→ **What you have to do**
All of the data below should be written out exactly.

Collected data
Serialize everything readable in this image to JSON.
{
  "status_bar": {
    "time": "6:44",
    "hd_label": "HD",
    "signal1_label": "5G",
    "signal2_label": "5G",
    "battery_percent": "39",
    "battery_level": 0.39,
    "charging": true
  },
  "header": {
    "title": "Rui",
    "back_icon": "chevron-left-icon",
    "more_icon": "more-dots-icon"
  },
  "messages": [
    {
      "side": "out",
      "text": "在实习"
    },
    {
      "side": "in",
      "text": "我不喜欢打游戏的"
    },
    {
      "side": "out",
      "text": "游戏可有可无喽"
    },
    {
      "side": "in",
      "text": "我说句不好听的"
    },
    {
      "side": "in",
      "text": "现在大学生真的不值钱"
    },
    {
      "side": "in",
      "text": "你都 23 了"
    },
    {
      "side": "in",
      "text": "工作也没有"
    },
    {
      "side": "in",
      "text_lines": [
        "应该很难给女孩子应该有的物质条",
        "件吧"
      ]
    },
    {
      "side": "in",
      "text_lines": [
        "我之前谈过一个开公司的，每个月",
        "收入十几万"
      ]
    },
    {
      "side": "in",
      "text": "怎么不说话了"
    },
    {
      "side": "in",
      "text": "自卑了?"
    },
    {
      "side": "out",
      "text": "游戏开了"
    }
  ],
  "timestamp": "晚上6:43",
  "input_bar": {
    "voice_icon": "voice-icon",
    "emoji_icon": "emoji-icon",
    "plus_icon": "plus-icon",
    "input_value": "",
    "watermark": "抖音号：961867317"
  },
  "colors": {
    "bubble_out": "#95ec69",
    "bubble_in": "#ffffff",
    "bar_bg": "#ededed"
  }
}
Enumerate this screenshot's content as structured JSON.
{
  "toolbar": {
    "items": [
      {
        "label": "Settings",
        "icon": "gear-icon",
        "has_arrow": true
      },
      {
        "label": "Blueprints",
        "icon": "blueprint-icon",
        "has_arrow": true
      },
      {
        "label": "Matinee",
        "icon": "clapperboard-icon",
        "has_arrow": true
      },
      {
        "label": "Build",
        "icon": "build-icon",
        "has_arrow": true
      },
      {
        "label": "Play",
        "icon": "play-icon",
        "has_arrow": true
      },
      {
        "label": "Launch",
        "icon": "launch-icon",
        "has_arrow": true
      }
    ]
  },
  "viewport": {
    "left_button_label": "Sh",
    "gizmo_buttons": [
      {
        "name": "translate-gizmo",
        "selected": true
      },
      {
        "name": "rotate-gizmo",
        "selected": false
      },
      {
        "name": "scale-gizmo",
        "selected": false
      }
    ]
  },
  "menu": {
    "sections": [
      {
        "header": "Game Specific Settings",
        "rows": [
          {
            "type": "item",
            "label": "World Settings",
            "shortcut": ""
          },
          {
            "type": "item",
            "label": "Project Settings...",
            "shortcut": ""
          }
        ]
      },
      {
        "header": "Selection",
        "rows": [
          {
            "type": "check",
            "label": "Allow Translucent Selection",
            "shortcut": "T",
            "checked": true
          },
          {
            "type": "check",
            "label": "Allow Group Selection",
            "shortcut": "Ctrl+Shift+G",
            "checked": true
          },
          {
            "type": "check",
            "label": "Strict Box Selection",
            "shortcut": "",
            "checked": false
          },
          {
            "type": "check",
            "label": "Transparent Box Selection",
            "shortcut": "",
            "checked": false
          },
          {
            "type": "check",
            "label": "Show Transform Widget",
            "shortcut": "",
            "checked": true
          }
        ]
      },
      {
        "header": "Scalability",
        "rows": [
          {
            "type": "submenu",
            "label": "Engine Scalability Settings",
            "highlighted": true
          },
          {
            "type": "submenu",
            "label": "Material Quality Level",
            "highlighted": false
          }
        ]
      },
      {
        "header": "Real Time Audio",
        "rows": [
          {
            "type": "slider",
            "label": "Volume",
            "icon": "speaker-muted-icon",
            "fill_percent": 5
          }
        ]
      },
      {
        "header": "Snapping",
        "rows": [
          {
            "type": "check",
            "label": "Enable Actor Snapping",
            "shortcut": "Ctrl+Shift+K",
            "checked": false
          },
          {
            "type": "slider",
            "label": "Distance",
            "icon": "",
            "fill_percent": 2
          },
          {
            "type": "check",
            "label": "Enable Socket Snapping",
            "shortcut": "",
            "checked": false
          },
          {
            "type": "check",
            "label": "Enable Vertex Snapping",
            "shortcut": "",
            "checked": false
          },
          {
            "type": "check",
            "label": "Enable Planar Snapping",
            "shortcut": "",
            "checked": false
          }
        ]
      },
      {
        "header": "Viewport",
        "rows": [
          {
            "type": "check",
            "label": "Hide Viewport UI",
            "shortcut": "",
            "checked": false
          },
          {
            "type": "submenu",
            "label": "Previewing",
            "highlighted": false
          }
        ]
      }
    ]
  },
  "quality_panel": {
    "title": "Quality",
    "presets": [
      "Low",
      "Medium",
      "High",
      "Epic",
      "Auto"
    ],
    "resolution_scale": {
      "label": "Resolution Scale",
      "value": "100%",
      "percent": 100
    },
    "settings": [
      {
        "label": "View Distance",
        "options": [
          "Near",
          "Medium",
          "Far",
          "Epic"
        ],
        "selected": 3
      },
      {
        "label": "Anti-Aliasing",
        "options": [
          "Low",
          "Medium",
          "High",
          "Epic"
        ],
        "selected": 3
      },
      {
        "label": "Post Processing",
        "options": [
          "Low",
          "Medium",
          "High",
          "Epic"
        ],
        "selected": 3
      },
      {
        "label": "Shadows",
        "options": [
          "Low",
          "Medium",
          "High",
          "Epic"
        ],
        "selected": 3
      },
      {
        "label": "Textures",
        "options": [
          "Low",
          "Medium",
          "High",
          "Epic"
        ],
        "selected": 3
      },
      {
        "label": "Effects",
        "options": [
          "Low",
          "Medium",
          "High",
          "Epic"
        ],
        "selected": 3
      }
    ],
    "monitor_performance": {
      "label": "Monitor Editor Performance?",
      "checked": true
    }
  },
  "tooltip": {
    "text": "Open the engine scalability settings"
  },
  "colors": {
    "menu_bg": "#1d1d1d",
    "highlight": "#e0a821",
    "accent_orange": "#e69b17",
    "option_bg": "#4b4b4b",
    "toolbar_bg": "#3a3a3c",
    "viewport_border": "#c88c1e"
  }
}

→ **Solution for this task**
Serialize everything readable in this image to JSON.
{
  "status_bar": {
    "time": "6:44",
    "hd_label": "HD",
    "signal1_label": "5G",
    "signal2_label": "5G",
    "battery_percent": "39",
    "battery_level": 0.39,
    "charging": true
  },
  "header": {
    "title": "Rui",
    "back_icon": "chevron-left-icon",
    "more_icon": "more-dots-icon"
  },
  "messages": [
    {
      "side": "out",
      "text": "在实习"
    },
    {
      "side": "in",
      "text": "我不喜欢打游戏的"
    },
    {
      "side": "out",
      "text": "游戏可有可无喽"
    },
    {
      "side": "in",
      "text": "我说句不好听的"
    },
    {
      "side": "in",
      "text": "现在大学生真的不值钱"
    },
    {
      "side": "in",
      "text": "你都 23 了"
    },
    {
      "side": "in",
      "text": "工作也没有"
    },
    {
      "side": "in",
      "text_lines": [
        "应该很难给女孩子应该有的物质条",
        "件吧"
      ]
    },
    {
      "side": "in",
      "text_lines": [
        "我之前谈过一个开公司的，每个月",
        "收入十几万"
      ]
    },
    {
      "side": "in",
      "text": "怎么不说话了"
    },
    {
      "side": "in",
      "text": "自卑了?"
    },
    {
      "side": "out",
      "text": "游戏开了"
    }
  ],
  "timestamp": "晚上6:43",
  "input_bar": {
    "voice_icon": "voice-icon",
    "emoji_icon": "emoji-icon",
    "plus_icon": "plus-icon",
    "input_value": "",
    "watermark": "抖音号：961867317"
  },
  "colors": {
    "bubble_out": "#95ec69",
    "bubble_in": "#ffffff",
    "bar_bg": "#ededed"
  }
}
Enumerate this screenshot's content as structured JSON.
{
  "toolbar": {
    "items": [
      {
        "label": "Settings",
        "icon": "gear-icon",
        "has_arrow": true
      },
      {
        "label": "Blueprints",
        "icon": "blueprint-icon",
        "has_arrow": true
      },
      {
        "label": "Matinee",
        "icon": "clapperboard-icon",
        "has_arrow": true
      },
      {
        "label": "Build",
        "icon": "build-icon",
        "has_arrow": true
      },
      {
        "label": "Play",
        "icon": "play-icon",
        "has_arrow": true
      },
      {
        "label": "Launch",
        "icon": "launch-icon",
        "has_arrow": true
      }
    ]
  },
  "viewport": {
    "left_button_label": "Sh",
    "gizmo_buttons": [
      {
        "name": "translate-gizmo",
        "selected": true
      },
      {
        "name": "rotate-gizmo",
        "selected": false
      },
      {
        "name": "scale-gizmo",
        "selected": false
      }
    ]
  },
  "menu": {
    "sections": [
      {
        "header": "Game Specific Settings",
        "rows": [
          {
            "type": "item",
            "label": "World Settings",
            "shortcut": ""
          },
          {
            "type": "item",
            "label": "Project Settings...",
            "shortcut": ""
          }
        ]
      },
      {
        "header": "Selection",
        "rows": [
          {
            "type": "check",
            "label": "Allow Translucent Selection",
            "shortcut": "T",
            "checked": true
          },
          {
            "type": "check",
            "label": "Allow Group Selection",
            "shortcut": "Ctrl+Shift+G",
            "checked": true
          },
          {
            "type": "check",
            "label": "Strict Box Selection",
            "shortcut": "",
            "checked": false
          },
          {
            "type": "check",
            "label": "Transparent Box Selection",
            "shortcut": "",
            "checked": false
          },
          {
            "type": "check",
            "label": "Show Transform Widget",
            "shortcut": "",
            "checked": true
          }
        ]
      },
      {
        "header": "Scalability",
        "rows": [
          {
            "type": "submenu",
            "label": "Engine Scalability Settings",
            "highlighted": true
          },
          {
            "type": "submenu",
            "label": "Material Quality Level",
            "highlighted": false
          }
        ]
      },
      {
        "header": "Real Time Audio",
        "rows": [
          {
            "type": "slider",
            "label": "Volume",
            "icon": "speaker-muted-icon",
            "fill_percent": 5
          }
        ]
      },
      {
        "header": "Snapping",
        "rows": [
          {
            "type": "check",
            "label": "Enable Actor Snapping",
            "shortcut": "Ctrl+Shift+K",
            "checked": false
          },
          {
            "type": "slider",
            "label": "Distance",
            "icon": "",
            "fill_percent": 2
          },
          {
            "type": "check",
            "label": "Enable Socket Snapping",
            "shortcut": "",
            "checked": false
          },
          {
            "type": "check",
            "label": "Enable Vertex Snapping",
            "shortcut": "",
            "checked": false
          },
          {
            "type": "check",
            "label": "Enable Planar Snapping",
            "shortcut": "",
            "checked": false
          }
        ]
      },
      {
        "header": "Viewport",
        "rows": [
          {
            "type": "check",
            "label": "Hide Viewport UI",
            "shortcut": "",
            "checked": false
          },
          {
            "type": "submenu",
            "label": "Previewing",
            "highlighted": false
          }
        ]
      }
    ]
  },
  "quality_panel": {
    "title": "Quality",
    "presets": [
      "Low",
      "Medium",
      "High",
      "Epic",
      "Auto"
    ],
    "resolution_scale": {
      "label": "Resolution Scale",
      "value": "100%",
      "percent": 100
    },
    "settings": [
      {
        "label": "View Distance",
        "options": [
          "Near",
          "Medium",
          "Far",
          "Epic"
        ],
        "selected": 3
      },
      {
        "label": "Anti-Aliasing",
        "options": [
          "Low",
          "Medium",
          "High",
          "Epic"
        ],
        "selected": 3
      },
      {
        "label": "Post Processing",
        "options": [
          "Low",
          "Medium",
          "High",
          "Epic"
        ],
        "selected": 3
      },
      {
        "label": "Shadows",
        "options": [
          "Low",
          "Medium",
          "High",
          "Epic"
        ],
        "selected": 3
      },
      {
        "label": "Textures",
        "options": [
          "Low",
          "Medium",
          "High",
          "Epic"
        ],
        "selected": 3
      },
      {
        "label": "Effects",
        "options": [
          "Low",
          "Medium",
          "High",
          "Epic"
        ],
        "selected": 3
      }
    ],
    "monitor_performance": {
      "label": "Monitor Editor Performance?",
      "checked": true
    }
  },
  "tooltip": {
    "text": "Open the engine scalability settings"
  },
  "colors": {
    "menu_bg": "#1d1d1d",
    "highlight": "#e0a821",
    "accent_orange": "#e69b17",
    "option_bg": "#4b4b4b",
    "toolbar_bg": "#3a3a3c",
    "viewport_border": "#c88c1e"
  }
}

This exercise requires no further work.